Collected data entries
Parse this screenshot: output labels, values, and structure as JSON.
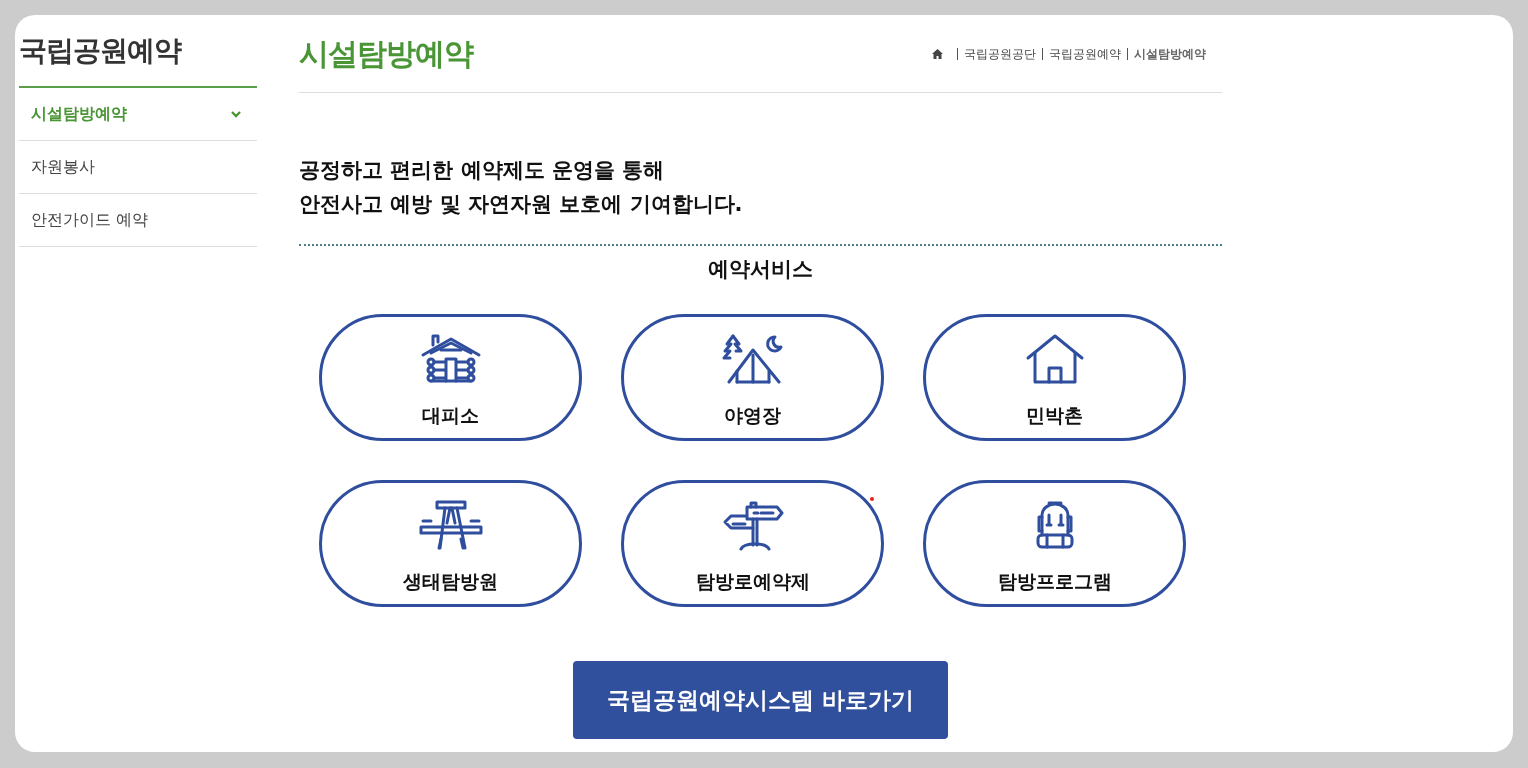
{
  "sidebar": {
    "title": "국립공원예약",
    "items": [
      {
        "label": "시설탐방예약",
        "selected": true
      },
      {
        "label": "자원봉사",
        "selected": false
      },
      {
        "label": "안전가이드 예약",
        "selected": false
      }
    ]
  },
  "header": {
    "title": "시설탐방예약",
    "breadcrumb": [
      {
        "label": "국립공원공단",
        "selected": false
      },
      {
        "label": "국립공원예약",
        "selected": false
      },
      {
        "label": "시설탐방예약",
        "selected": true
      }
    ]
  },
  "intro": [
    "공정하고 편리한 예약제도 운영을 통해",
    "안전사고 예방 및 자연자원 보호에 기여합니다."
  ],
  "services": {
    "title": "예약서비스",
    "items": [
      {
        "label": "대피소",
        "kind": "cabin"
      },
      {
        "label": "야영장",
        "kind": "campsite"
      },
      {
        "label": "민박촌",
        "kind": "house"
      },
      {
        "label": "생태탐방원",
        "kind": "picnic"
      },
      {
        "label": "탐방로예약제",
        "kind": "signpost"
      },
      {
        "label": "탐방프로그램",
        "kind": "backpack"
      }
    ]
  },
  "button": {
    "label": "국립공원예약시스템 바로가기"
  }
}
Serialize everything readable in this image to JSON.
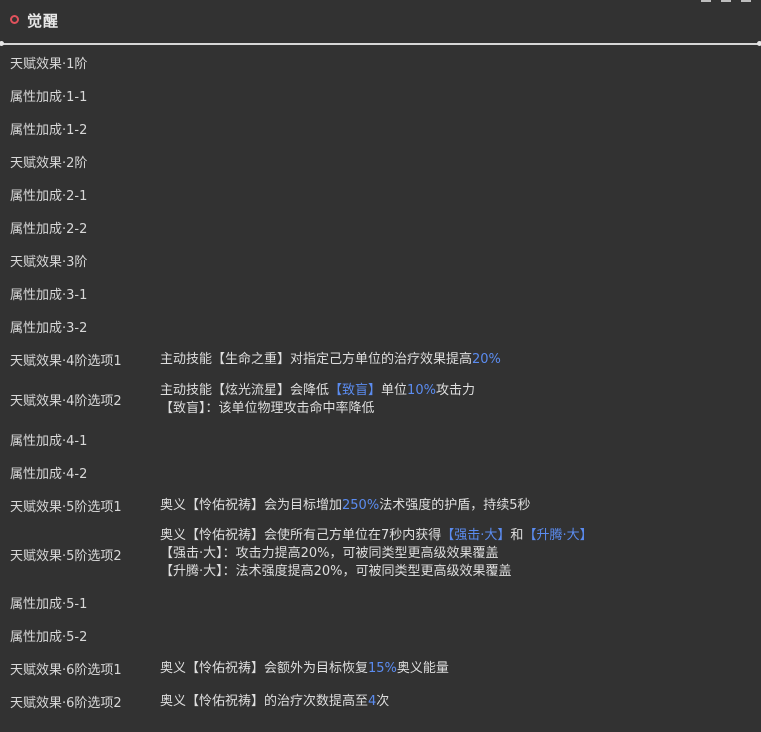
{
  "header": {
    "title": "觉醒",
    "icon": "ring-icon",
    "icon_color": "#e0525c"
  },
  "colors": {
    "background": "#323232",
    "text": "#dcdcdc",
    "highlight": "#5b8cf0"
  },
  "rows": [
    {
      "label": "天赋效果·1阶",
      "lines": []
    },
    {
      "label": "属性加成·1-1",
      "lines": []
    },
    {
      "label": "属性加成·1-2",
      "lines": []
    },
    {
      "label": "天赋效果·2阶",
      "lines": []
    },
    {
      "label": "属性加成·2-1",
      "lines": []
    },
    {
      "label": "属性加成·2-2",
      "lines": []
    },
    {
      "label": "天赋效果·3阶",
      "lines": []
    },
    {
      "label": "属性加成·3-1",
      "lines": []
    },
    {
      "label": "属性加成·3-2",
      "lines": []
    },
    {
      "label": "天赋效果·4阶选项1",
      "lines": [
        [
          {
            "t": "主动技能【生命之重】对指定己方单位的治疗效果提高"
          },
          {
            "t": "20%",
            "hl": true
          }
        ]
      ]
    },
    {
      "label": "天赋效果·4阶选项2",
      "lines": [
        [
          {
            "t": "主动技能【炫光流星】会降低"
          },
          {
            "t": "【致盲】",
            "hl": true
          },
          {
            "t": "单位"
          },
          {
            "t": "10%",
            "hl": true
          },
          {
            "t": "攻击力"
          }
        ],
        [
          {
            "t": "【致盲】：该单位物理攻击命中率降低"
          }
        ]
      ]
    },
    {
      "label": "属性加成·4-1",
      "lines": []
    },
    {
      "label": "属性加成·4-2",
      "lines": []
    },
    {
      "label": "天赋效果·5阶选项1",
      "lines": [
        [
          {
            "t": "奥义【怜佑祝祷】会为目标增加"
          },
          {
            "t": "250%",
            "hl": true
          },
          {
            "t": "法术强度的护盾，持续5秒"
          }
        ]
      ]
    },
    {
      "label": "天赋效果·5阶选项2",
      "lines": [
        [
          {
            "t": "奥义【怜佑祝祷】会使所有己方单位在7秒内获得"
          },
          {
            "t": "【强击·大】",
            "hl": true
          },
          {
            "t": "和"
          },
          {
            "t": "【升腾·大】",
            "hl": true
          }
        ],
        [
          {
            "t": "【强击·大】：攻击力提高20%，可被同类型更高级效果覆盖"
          }
        ],
        [
          {
            "t": "【升腾·大】：法术强度提高20%，可被同类型更高级效果覆盖"
          }
        ]
      ]
    },
    {
      "label": "属性加成·5-1",
      "lines": []
    },
    {
      "label": "属性加成·5-2",
      "lines": []
    },
    {
      "label": "天赋效果·6阶选项1",
      "lines": [
        [
          {
            "t": "奥义【怜佑祝祷】会额外为目标恢复"
          },
          {
            "t": "15%",
            "hl": true
          },
          {
            "t": "奥义能量"
          }
        ]
      ]
    },
    {
      "label": "天赋效果·6阶选项2",
      "lines": [
        [
          {
            "t": "奥义【怜佑祝祷】的治疗次数提高至"
          },
          {
            "t": "4",
            "hl": true
          },
          {
            "t": "次"
          }
        ]
      ]
    }
  ]
}
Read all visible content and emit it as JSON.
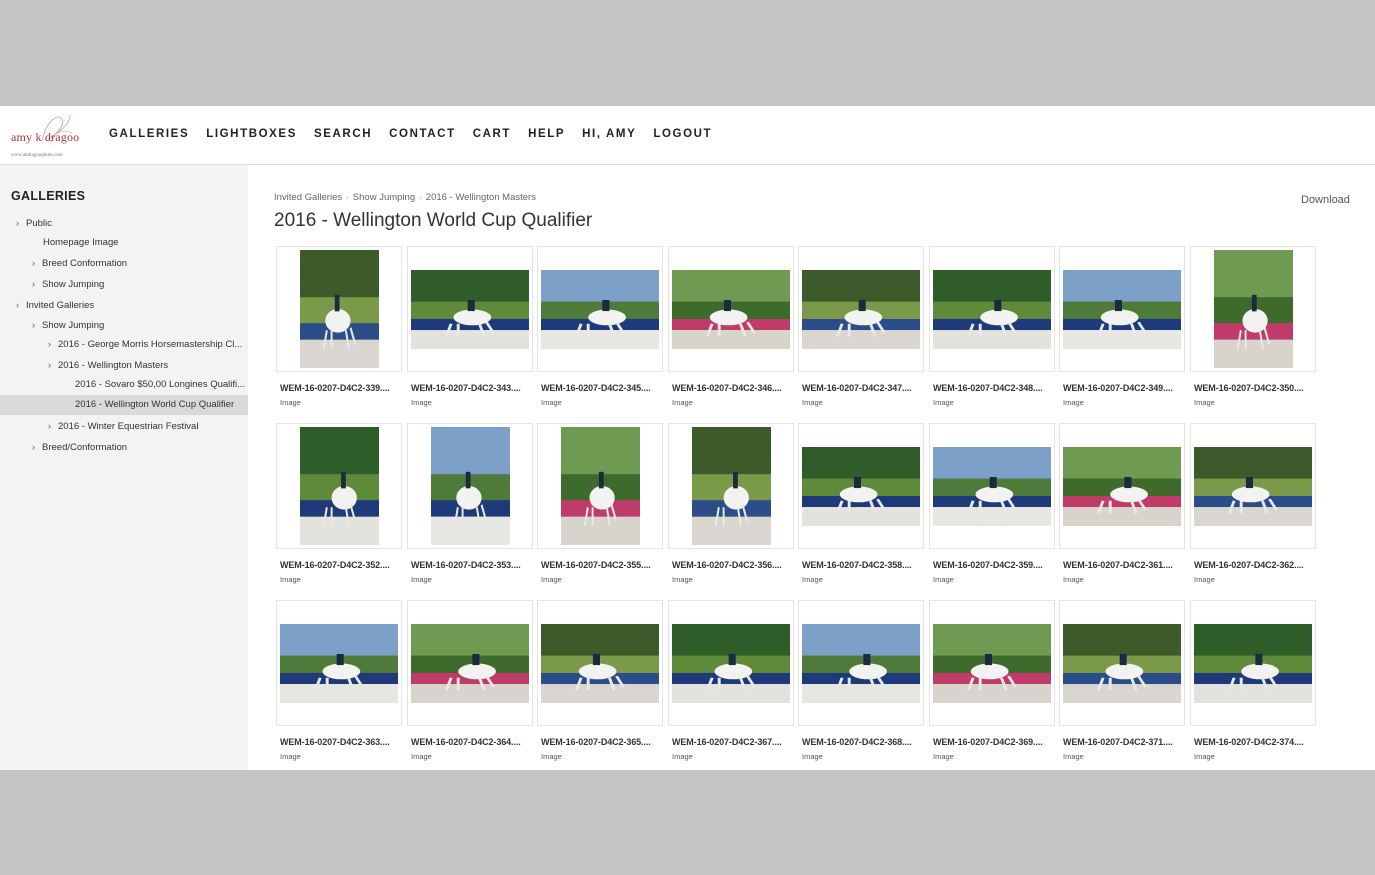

Exercise task
Copy out all the data without changing anything, and drop the pictures.

Written response
Parse this screenshot: output labels, values, and structure as JSON.
{
  "sidebar": {
    "title": "국립공원예약",
    "items": [
      {
        "label": "시설탐방예약",
        "selected": true
      },
      {
        "label": "자원봉사",
        "selected": false
      },
      {
        "label": "안전가이드 예약",
        "selected": false
      }
    ]
  },
  "header": {
    "title": "시설탐방예약",
    "breadcrumb": [
      {
        "label": "국립공원공단",
        "selected": false
      },
      {
        "label": "국립공원예약",
        "selected": false
      },
      {
        "label": "시설탐방예약",
        "selected": true
      }
    ]
  },
  "intro": [
    "공정하고 편리한 예약제도 운영을 통해",
    "안전사고 예방 및 자연자원 보호에 기여합니다."
  ],
  "services": {
    "title": "예약서비스",
    "items": [
      {
        "label": "대피소",
        "kind": "cabin"
      },
      {
        "label": "야영장",
        "kind": "campsite"
      },
      {
        "label": "민박촌",
        "kind": "house"
      },
      {
        "label": "생태탐방원",
        "kind": "picnic"
      },
      {
        "label": "탐방로예약제",
        "kind": "signpost"
      },
      {
        "label": "탐방프로그램",
        "kind": "backpack"
      }
    ]
  },
  "button": {
    "label": "국립공원예약시스템 바로가기"
  }
}
Serialize everything readable in this image to JSON.
{
  "header": {
    "title": "觉醒",
    "icon": "ring-icon",
    "icon_color": "#e0525c"
  },
  "colors": {
    "background": "#323232",
    "text": "#dcdcdc",
    "highlight": "#5b8cf0"
  },
  "rows": [
    {
      "label": "天赋效果·1阶",
      "lines": []
    },
    {
      "label": "属性加成·1-1",
      "lines": []
    },
    {
      "label": "属性加成·1-2",
      "lines": []
    },
    {
      "label": "天赋效果·2阶",
      "lines": []
    },
    {
      "label": "属性加成·2-1",
      "lines": []
    },
    {
      "label": "属性加成·2-2",
      "lines": []
    },
    {
      "label": "天赋效果·3阶",
      "lines": []
    },
    {
      "label": "属性加成·3-1",
      "lines": []
    },
    {
      "label": "属性加成·3-2",
      "lines": []
    },
    {
      "label": "天赋效果·4阶选项1",
      "lines": [
        [
          {
            "t": "主动技能【生命之重】对指定己方单位的治疗效果提高"
          },
          {
            "t": "20%",
            "hl": true
          }
        ]
      ]
    },
    {
      "label": "天赋效果·4阶选项2",
      "lines": [
        [
          {
            "t": "主动技能【炫光流星】会降低"
          },
          {
            "t": "【致盲】",
            "hl": true
          },
          {
            "t": "单位"
          },
          {
            "t": "10%",
            "hl": true
          },
          {
            "t": "攻击力"
          }
        ],
        [
          {
            "t": "【致盲】：该单位物理攻击命中率降低"
          }
        ]
      ]
    },
    {
      "label": "属性加成·4-1",
      "lines": []
    },
    {
      "label": "属性加成·4-2",
      "lines": []
    },
    {
      "label": "天赋效果·5阶选项1",
      "lines": [
        [
          {
            "t": "奥义【怜佑祝祷】会为目标增加"
          },
          {
            "t": "250%",
            "hl": true
          },
          {
            "t": "法术强度的护盾，持续5秒"
          }
        ]
      ]
    },
    {
      "label": "天赋效果·5阶选项2",
      "lines": [
        [
          {
            "t": "奥义【怜佑祝祷】会使所有己方单位在7秒内获得"
          },
          {
            "t": "【强击·大】",
            "hl": true
          },
          {
            "t": "和"
          },
          {
            "t": "【升腾·大】",
            "hl": true
          }
        ],
        [
          {
            "t": "【强击·大】：攻击力提高20%，可被同类型更高级效果覆盖"
          }
        ],
        [
          {
            "t": "【升腾·大】：法术强度提高20%，可被同类型更高级效果覆盖"
          }
        ]
      ]
    },
    {
      "label": "属性加成·5-1",
      "lines": []
    },
    {
      "label": "属性加成·5-2",
      "lines": []
    },
    {
      "label": "天赋效果·6阶选项1",
      "lines": [
        [
          {
            "t": "奥义【怜佑祝祷】会额外为目标恢复"
          },
          {
            "t": "15%",
            "hl": true
          },
          {
            "t": "奥义能量"
          }
        ]
      ]
    },
    {
      "label": "天赋效果·6阶选项2",
      "lines": [
        [
          {
            "t": "奥义【怜佑祝祷】的治疗次数提高至"
          },
          {
            "t": "4",
            "hl": true
          },
          {
            "t": "次"
          }
        ]
      ]
    }
  ]
}
Read all visible content and emit it as JSON.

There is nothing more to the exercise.